● **DIRECTIVE**
Identify the lines that include the word "right", then copy all of them.

Figure record extracts:
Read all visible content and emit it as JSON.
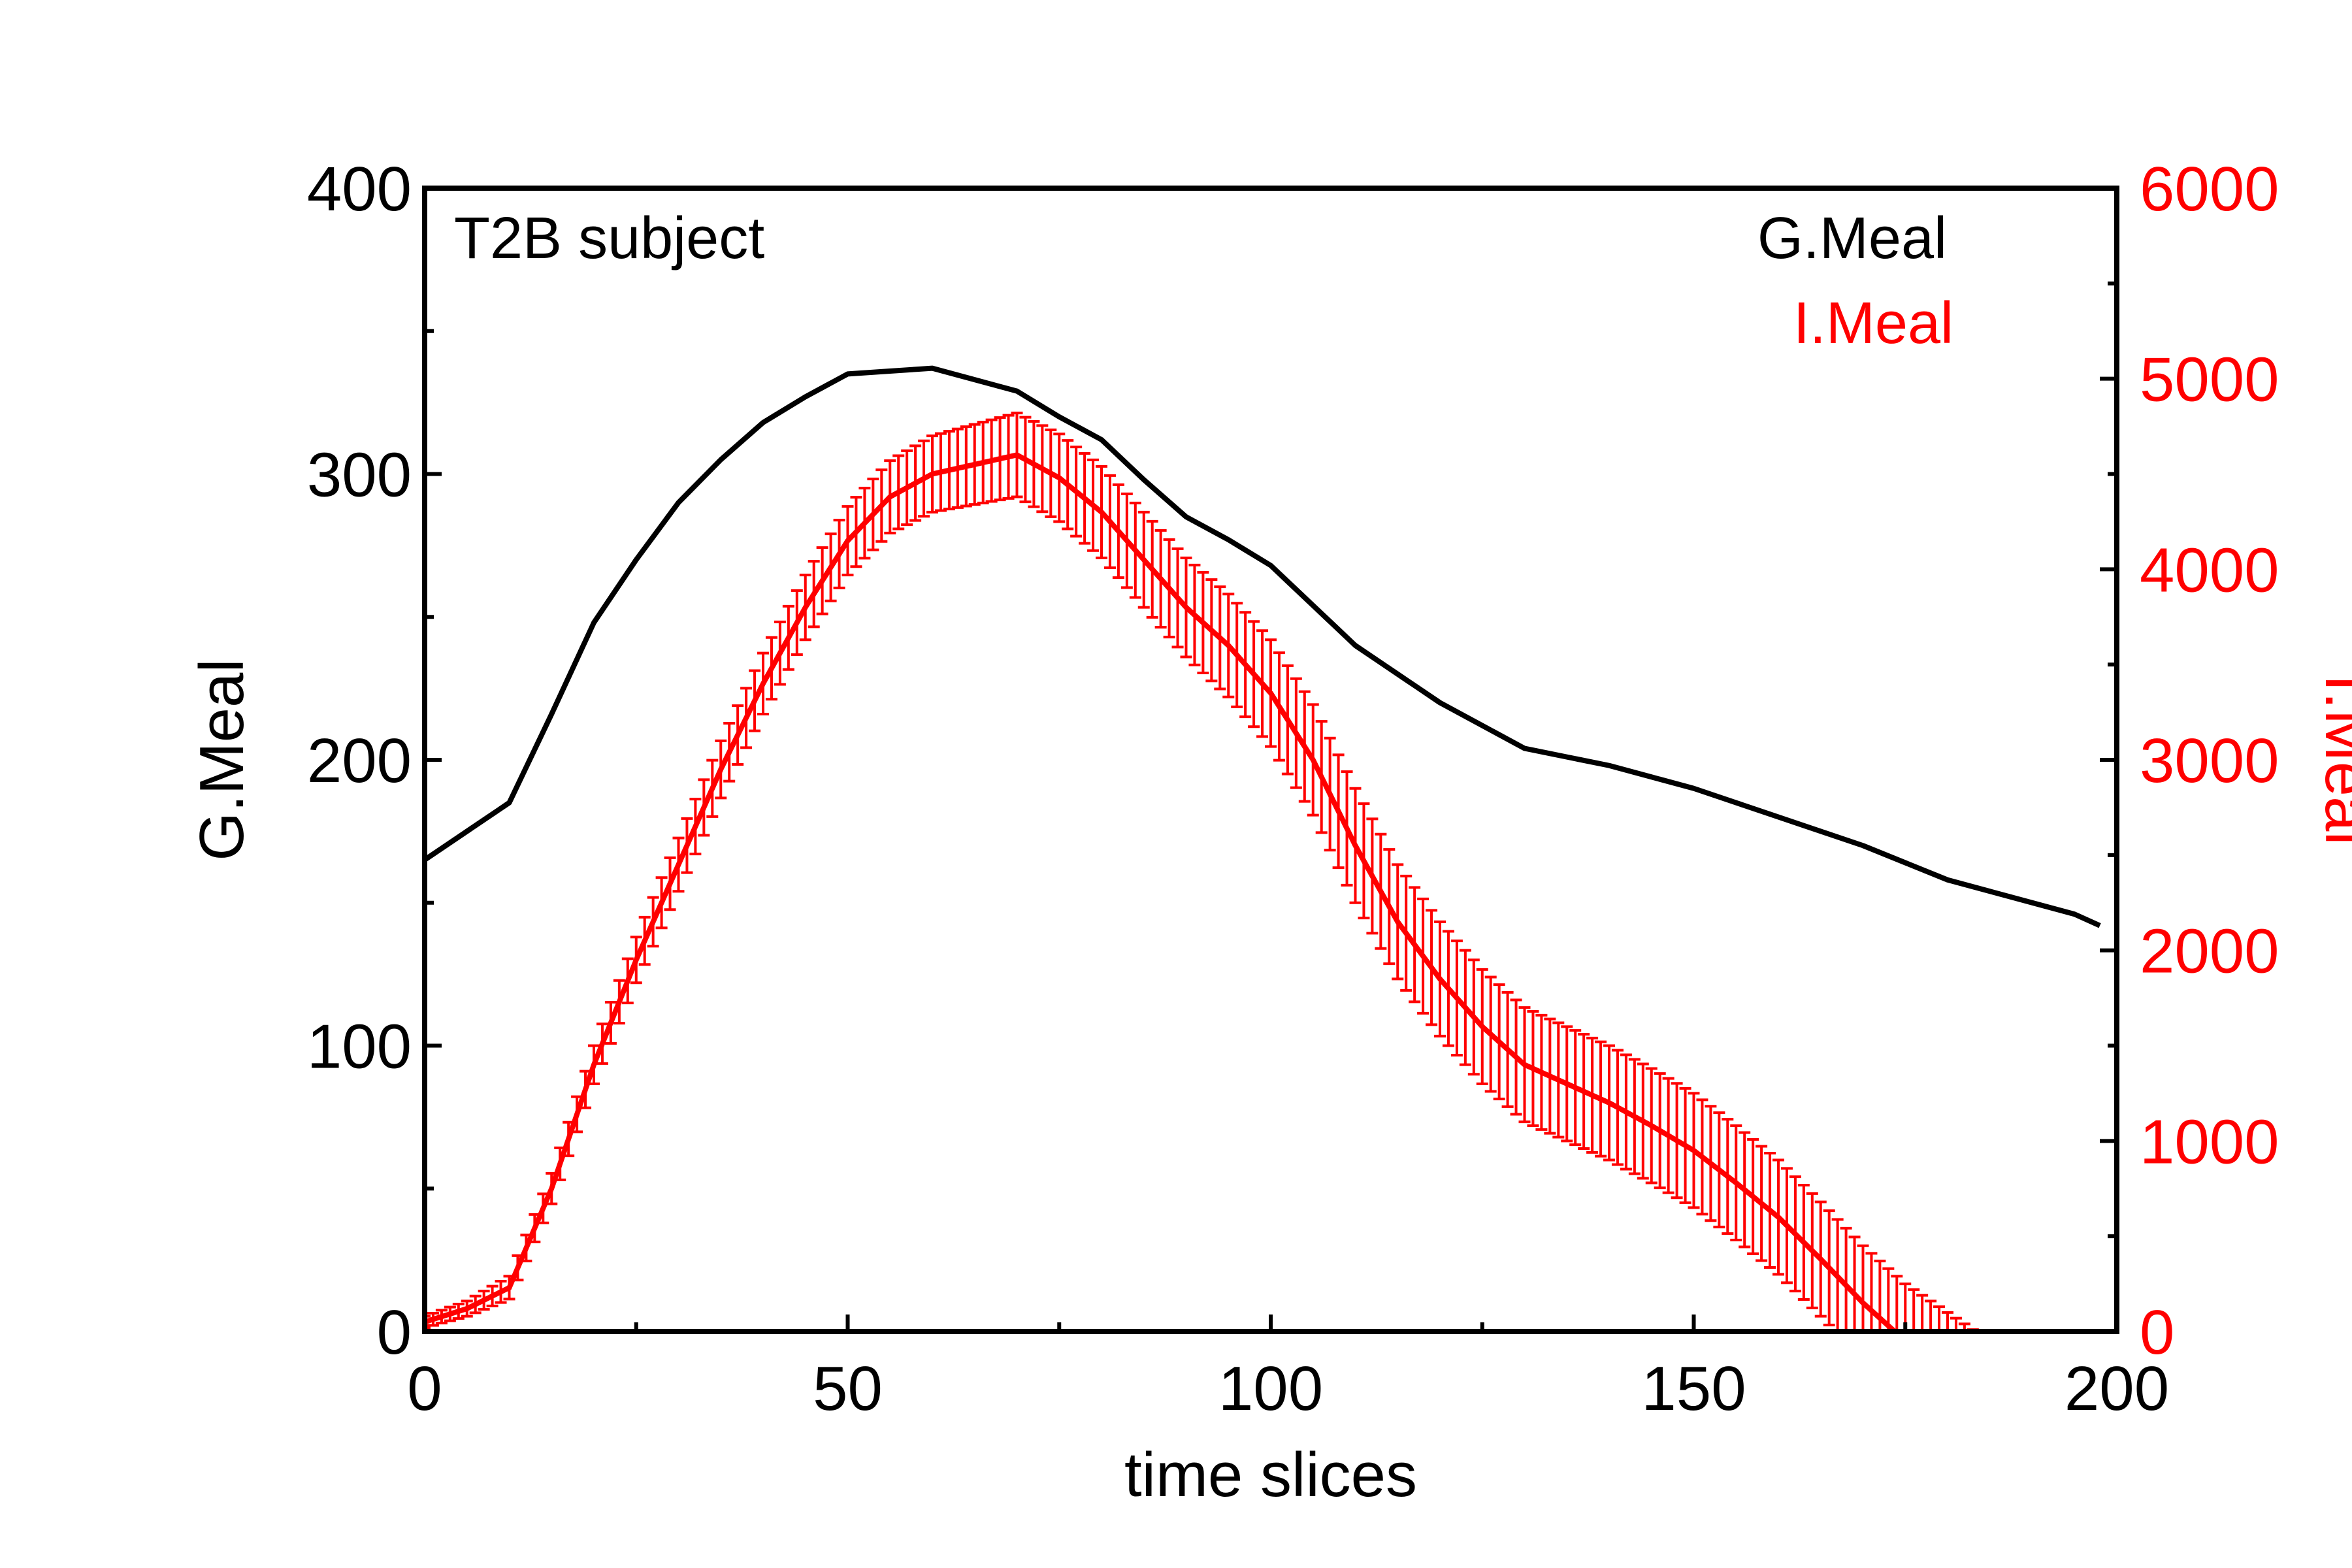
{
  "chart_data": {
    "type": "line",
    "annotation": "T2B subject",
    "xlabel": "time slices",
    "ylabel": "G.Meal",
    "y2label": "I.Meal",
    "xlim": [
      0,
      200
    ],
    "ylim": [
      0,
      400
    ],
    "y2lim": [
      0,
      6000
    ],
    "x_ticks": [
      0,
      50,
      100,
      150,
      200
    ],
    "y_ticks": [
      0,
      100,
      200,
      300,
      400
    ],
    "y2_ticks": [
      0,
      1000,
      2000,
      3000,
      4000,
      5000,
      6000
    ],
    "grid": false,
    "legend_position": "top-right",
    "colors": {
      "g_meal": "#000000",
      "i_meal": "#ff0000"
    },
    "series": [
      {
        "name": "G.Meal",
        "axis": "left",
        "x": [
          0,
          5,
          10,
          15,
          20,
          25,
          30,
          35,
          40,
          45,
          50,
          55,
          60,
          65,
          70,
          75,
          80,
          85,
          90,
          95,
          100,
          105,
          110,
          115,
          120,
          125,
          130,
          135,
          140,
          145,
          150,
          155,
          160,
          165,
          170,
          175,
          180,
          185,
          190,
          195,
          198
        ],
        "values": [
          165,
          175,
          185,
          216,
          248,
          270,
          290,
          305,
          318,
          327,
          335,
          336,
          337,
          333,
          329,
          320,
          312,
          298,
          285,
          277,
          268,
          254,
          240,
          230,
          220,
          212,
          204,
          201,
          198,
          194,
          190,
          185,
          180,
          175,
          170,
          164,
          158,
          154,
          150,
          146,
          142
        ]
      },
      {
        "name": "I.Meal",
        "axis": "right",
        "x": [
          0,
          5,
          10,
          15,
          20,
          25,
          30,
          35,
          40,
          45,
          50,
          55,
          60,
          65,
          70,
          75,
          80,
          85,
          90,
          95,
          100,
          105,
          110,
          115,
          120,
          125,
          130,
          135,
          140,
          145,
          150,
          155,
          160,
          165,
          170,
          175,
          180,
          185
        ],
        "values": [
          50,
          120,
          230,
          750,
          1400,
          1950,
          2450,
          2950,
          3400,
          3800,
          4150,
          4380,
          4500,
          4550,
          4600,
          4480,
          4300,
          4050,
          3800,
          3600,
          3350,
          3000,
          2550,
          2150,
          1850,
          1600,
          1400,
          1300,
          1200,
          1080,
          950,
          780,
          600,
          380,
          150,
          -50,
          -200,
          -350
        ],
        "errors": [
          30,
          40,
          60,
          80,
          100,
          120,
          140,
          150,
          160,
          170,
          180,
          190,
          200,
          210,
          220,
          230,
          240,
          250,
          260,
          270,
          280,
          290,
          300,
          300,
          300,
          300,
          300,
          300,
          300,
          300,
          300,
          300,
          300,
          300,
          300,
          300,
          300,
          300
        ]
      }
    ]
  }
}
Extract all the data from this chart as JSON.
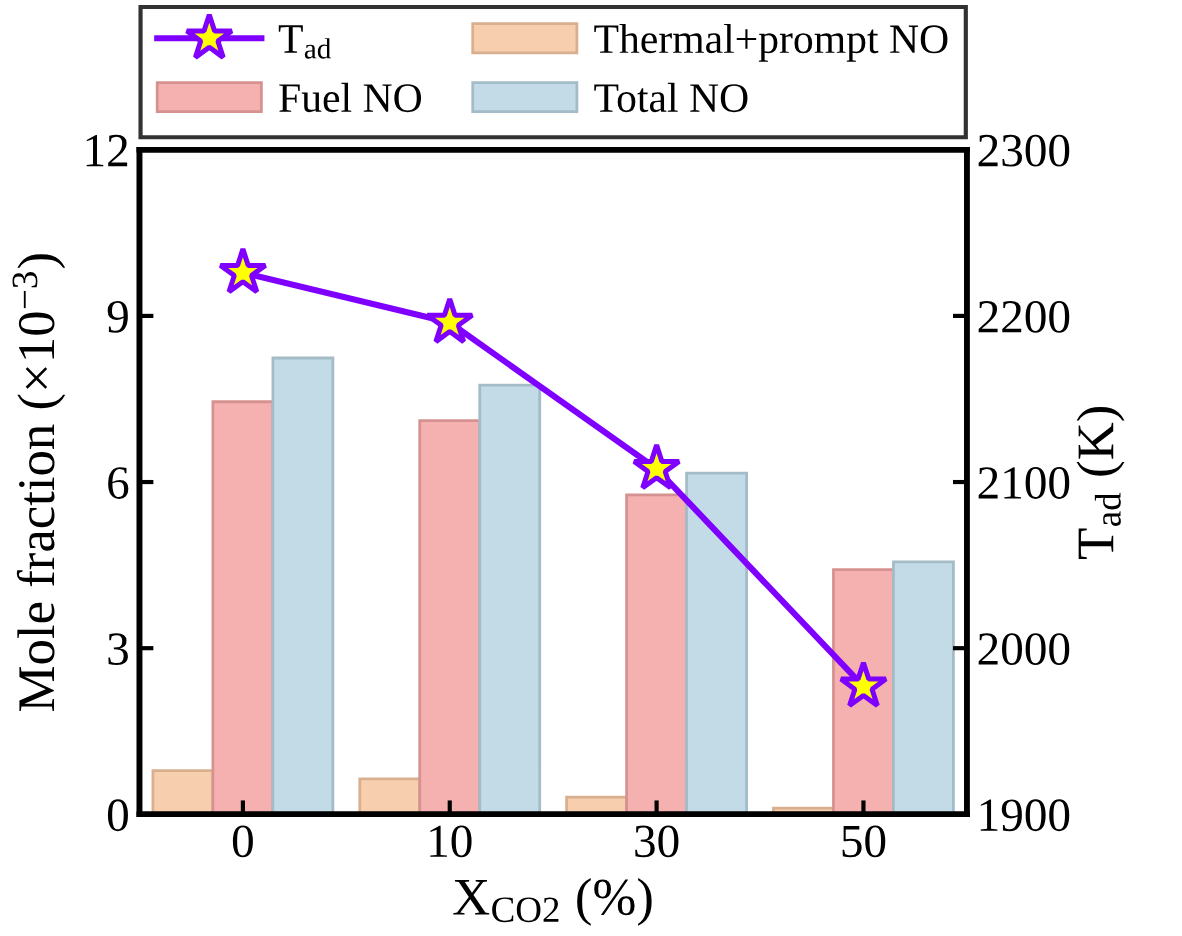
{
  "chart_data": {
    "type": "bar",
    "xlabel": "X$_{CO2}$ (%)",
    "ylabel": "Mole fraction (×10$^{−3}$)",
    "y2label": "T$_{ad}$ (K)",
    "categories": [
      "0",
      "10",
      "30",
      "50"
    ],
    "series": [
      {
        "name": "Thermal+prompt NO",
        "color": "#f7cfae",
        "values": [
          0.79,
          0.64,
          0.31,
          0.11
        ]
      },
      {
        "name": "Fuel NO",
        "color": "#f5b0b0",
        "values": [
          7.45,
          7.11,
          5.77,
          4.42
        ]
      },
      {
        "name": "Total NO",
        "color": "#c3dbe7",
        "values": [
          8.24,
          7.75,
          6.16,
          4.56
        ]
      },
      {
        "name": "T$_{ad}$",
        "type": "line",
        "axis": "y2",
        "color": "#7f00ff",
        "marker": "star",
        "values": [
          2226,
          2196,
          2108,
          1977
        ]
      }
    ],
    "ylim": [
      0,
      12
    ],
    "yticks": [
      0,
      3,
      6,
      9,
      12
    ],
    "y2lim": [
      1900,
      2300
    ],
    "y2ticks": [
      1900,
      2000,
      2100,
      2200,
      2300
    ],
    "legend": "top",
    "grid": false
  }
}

● **FULL ANSWER**
    "legend_position": "top-right",
        "axis": "right",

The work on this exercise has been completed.